Region annotation records
• • • • • • •

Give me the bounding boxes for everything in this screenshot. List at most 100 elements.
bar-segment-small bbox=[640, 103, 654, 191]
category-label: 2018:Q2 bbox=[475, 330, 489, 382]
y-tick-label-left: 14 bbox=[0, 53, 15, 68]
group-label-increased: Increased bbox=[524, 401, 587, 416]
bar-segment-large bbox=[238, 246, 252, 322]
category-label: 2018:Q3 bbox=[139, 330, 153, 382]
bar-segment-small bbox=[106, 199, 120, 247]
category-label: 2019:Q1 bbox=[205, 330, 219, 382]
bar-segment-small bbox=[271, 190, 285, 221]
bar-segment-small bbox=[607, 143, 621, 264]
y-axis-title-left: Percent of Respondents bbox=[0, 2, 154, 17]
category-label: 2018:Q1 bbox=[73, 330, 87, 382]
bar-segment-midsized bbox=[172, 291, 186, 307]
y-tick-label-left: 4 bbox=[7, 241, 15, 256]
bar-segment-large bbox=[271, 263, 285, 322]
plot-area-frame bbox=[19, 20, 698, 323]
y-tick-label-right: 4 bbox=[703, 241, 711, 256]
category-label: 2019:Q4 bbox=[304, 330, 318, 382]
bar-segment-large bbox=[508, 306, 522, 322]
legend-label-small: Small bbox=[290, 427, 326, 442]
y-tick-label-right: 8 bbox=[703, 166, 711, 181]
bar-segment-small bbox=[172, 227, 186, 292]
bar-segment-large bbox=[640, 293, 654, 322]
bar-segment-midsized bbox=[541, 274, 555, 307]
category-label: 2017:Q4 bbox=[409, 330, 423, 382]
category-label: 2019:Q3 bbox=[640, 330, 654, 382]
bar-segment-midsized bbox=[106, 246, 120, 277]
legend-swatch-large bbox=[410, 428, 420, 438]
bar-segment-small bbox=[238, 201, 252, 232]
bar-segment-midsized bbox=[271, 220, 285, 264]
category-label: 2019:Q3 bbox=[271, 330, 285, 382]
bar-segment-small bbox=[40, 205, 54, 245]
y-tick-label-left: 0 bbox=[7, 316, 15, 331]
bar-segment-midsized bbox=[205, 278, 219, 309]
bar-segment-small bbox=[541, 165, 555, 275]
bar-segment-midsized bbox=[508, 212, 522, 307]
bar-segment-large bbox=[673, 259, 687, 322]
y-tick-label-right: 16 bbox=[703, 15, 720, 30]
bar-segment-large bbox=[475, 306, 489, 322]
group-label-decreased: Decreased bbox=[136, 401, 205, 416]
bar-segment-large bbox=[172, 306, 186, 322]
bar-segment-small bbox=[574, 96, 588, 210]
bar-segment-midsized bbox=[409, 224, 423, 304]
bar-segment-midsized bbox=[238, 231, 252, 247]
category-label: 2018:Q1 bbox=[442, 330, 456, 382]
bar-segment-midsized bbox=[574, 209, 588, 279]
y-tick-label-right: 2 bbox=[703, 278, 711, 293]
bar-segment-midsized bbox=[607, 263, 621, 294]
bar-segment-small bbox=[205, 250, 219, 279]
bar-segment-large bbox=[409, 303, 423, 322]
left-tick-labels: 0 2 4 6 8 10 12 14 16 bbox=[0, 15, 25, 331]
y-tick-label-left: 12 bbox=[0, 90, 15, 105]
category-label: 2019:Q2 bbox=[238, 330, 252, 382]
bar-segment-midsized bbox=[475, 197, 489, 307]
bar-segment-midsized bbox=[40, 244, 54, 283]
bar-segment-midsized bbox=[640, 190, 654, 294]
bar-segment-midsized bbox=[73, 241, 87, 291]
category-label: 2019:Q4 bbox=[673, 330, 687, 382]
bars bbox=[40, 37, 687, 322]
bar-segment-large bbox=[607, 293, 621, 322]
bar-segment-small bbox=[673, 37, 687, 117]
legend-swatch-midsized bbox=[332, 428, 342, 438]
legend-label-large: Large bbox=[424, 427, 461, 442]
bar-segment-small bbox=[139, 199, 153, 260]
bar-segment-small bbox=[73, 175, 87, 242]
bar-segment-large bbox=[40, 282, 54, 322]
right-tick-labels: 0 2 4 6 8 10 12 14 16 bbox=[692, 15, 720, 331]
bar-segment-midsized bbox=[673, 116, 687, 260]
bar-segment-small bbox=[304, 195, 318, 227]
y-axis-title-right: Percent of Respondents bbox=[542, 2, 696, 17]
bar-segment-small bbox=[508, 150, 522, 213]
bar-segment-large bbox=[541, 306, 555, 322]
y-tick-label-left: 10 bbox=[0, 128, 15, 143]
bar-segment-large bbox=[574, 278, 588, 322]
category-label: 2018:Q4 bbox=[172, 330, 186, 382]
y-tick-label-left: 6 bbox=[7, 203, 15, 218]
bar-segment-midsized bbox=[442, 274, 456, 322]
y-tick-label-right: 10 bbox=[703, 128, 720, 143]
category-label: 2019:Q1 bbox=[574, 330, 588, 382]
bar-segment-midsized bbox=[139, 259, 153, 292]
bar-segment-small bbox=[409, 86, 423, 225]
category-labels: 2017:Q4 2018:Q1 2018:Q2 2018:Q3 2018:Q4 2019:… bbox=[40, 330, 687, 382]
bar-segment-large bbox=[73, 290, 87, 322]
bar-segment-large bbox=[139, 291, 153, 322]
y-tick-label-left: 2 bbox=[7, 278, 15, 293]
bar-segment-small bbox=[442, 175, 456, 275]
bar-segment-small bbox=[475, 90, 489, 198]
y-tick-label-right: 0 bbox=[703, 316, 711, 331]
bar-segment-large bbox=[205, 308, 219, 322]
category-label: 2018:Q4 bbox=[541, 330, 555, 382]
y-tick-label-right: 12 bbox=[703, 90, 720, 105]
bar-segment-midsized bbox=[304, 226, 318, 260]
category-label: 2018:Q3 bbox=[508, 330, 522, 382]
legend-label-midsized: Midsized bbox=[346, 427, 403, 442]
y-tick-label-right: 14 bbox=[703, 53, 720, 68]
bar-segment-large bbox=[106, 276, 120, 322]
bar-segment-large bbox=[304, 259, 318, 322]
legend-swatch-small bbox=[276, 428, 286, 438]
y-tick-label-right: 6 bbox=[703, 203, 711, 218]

• • • • • • •

■ **Exercise requirements**:
Reproduce all of the entries above line for line, changing nothing.

■ **Full output**:
Give me the bounding boxes for everything in this screenshot. List at most 100 elements.
bar-segment-small bbox=[640, 103, 654, 191]
category-label: 2018:Q2 bbox=[475, 330, 489, 382]
y-tick-label-left: 14 bbox=[0, 53, 15, 68]
group-label-increased: Increased bbox=[524, 401, 587, 416]
bar-segment-large bbox=[238, 246, 252, 322]
category-label: 2018:Q3 bbox=[139, 330, 153, 382]
bar-segment-small bbox=[106, 199, 120, 247]
category-label: 2019:Q1 bbox=[205, 330, 219, 382]
bar-segment-small bbox=[271, 190, 285, 221]
bar-segment-small bbox=[607, 143, 621, 264]
y-axis-title-left: Percent of Respondents bbox=[0, 2, 154, 17]
category-label: 2018:Q1 bbox=[73, 330, 87, 382]
bar-segment-midsized bbox=[172, 291, 186, 307]
y-tick-label-left: 4 bbox=[7, 241, 15, 256]
bar-segment-large bbox=[271, 263, 285, 322]
plot-area-frame bbox=[19, 20, 698, 323]
y-tick-label-right: 4 bbox=[703, 241, 711, 256]
category-label: 2019:Q4 bbox=[304, 330, 318, 382]
bar-segment-large bbox=[508, 306, 522, 322]
legend-label-small: Small bbox=[290, 427, 326, 442]
y-tick-label-right: 8 bbox=[703, 166, 711, 181]
bar-segment-small bbox=[172, 227, 186, 292]
bar-segment-large bbox=[640, 293, 654, 322]
bar-segment-midsized bbox=[541, 274, 555, 307]
category-label: 2017:Q4 bbox=[409, 330, 423, 382]
category-label: 2019:Q3 bbox=[640, 330, 654, 382]
bar-segment-midsized bbox=[106, 246, 120, 277]
legend-swatch-large bbox=[410, 428, 420, 438]
bar-segment-small bbox=[238, 201, 252, 232]
bar-segment-midsized bbox=[271, 220, 285, 264]
category-label: 2019:Q3 bbox=[271, 330, 285, 382]
bar-segment-small bbox=[40, 205, 54, 245]
y-tick-label-left: 0 bbox=[7, 316, 15, 331]
bar-segment-midsized bbox=[205, 278, 219, 309]
bar-segment-small bbox=[541, 165, 555, 275]
bar-segment-midsized bbox=[508, 212, 522, 307]
bar-segment-large bbox=[673, 259, 687, 322]
y-tick-label-right: 16 bbox=[703, 15, 720, 30]
bar-segment-large bbox=[475, 306, 489, 322]
group-label-decreased: Decreased bbox=[136, 401, 205, 416]
bar-segment-large bbox=[172, 306, 186, 322]
bar-segment-small bbox=[574, 96, 588, 210]
bar-segment-midsized bbox=[409, 224, 423, 304]
bar-segment-midsized bbox=[238, 231, 252, 247]
category-label: 2018:Q1 bbox=[442, 330, 456, 382]
bar-segment-midsized bbox=[574, 209, 588, 279]
y-tick-label-right: 2 bbox=[703, 278, 711, 293]
bar-segment-midsized bbox=[607, 263, 621, 294]
bar-segment-small bbox=[205, 250, 219, 279]
bar-segment-large bbox=[409, 303, 423, 322]
left-tick-labels: 0 2 4 6 8 10 12 14 16 bbox=[0, 15, 25, 331]
y-tick-label-left: 12 bbox=[0, 90, 15, 105]
category-label: 2019:Q2 bbox=[238, 330, 252, 382]
bar-segment-midsized bbox=[475, 197, 489, 307]
bar-segment-midsized bbox=[40, 244, 54, 283]
bar-segment-midsized bbox=[640, 190, 654, 294]
bar-segment-midsized bbox=[73, 241, 87, 291]
category-label: 2019:Q4 bbox=[673, 330, 687, 382]
bars bbox=[40, 37, 687, 322]
bar-segment-large bbox=[607, 293, 621, 322]
bar-segment-small bbox=[673, 37, 687, 117]
legend-swatch-midsized bbox=[332, 428, 342, 438]
legend-label-large: Large bbox=[424, 427, 461, 442]
bar-segment-small bbox=[139, 199, 153, 260]
bar-segment-small bbox=[73, 175, 87, 242]
bar-segment-large bbox=[40, 282, 54, 322]
right-tick-labels: 0 2 4 6 8 10 12 14 16 bbox=[692, 15, 720, 331]
bar-segment-midsized bbox=[673, 116, 687, 260]
bar-segment-small bbox=[304, 195, 318, 227]
y-axis-title-right: Percent of Respondents bbox=[542, 2, 696, 17]
bar-segment-small bbox=[508, 150, 522, 213]
bar-segment-large bbox=[541, 306, 555, 322]
y-tick-label-left: 10 bbox=[0, 128, 15, 143]
bar-segment-large bbox=[574, 278, 588, 322]
category-label: 2018:Q4 bbox=[172, 330, 186, 382]
y-tick-label-left: 6 bbox=[7, 203, 15, 218]
bar-segment-midsized bbox=[442, 274, 456, 322]
y-tick-label-right: 10 bbox=[703, 128, 720, 143]
category-label: 2019:Q1 bbox=[574, 330, 588, 382]
bar-segment-midsized bbox=[139, 259, 153, 292]
bar-segment-small bbox=[409, 86, 423, 225]
category-labels: 2017:Q4 2018:Q1 2018:Q2 2018:Q3 2018:Q4 2019:… bbox=[40, 330, 687, 382]
bar-segment-large bbox=[73, 290, 87, 322]
bar-segment-large bbox=[139, 291, 153, 322]
y-tick-label-left: 2 bbox=[7, 278, 15, 293]
bar-segment-small bbox=[442, 175, 456, 275]
bar-segment-small bbox=[475, 90, 489, 198]
y-tick-label-right: 0 bbox=[703, 316, 711, 331]
bar-segment-large bbox=[205, 308, 219, 322]
category-label: 2018:Q4 bbox=[541, 330, 555, 382]
y-tick-label-right: 12 bbox=[703, 90, 720, 105]
bar-segment-midsized bbox=[304, 226, 318, 260]
category-label: 2018:Q3 bbox=[508, 330, 522, 382]
legend-label-midsized: Midsized bbox=[346, 427, 403, 442]
y-tick-label-right: 14 bbox=[703, 53, 720, 68]
bar-segment-large bbox=[106, 276, 120, 322]
bar-segment-large bbox=[304, 259, 318, 322]
legend-swatch-small bbox=[276, 428, 286, 438]
y-tick-label-right: 6 bbox=[703, 203, 711, 218]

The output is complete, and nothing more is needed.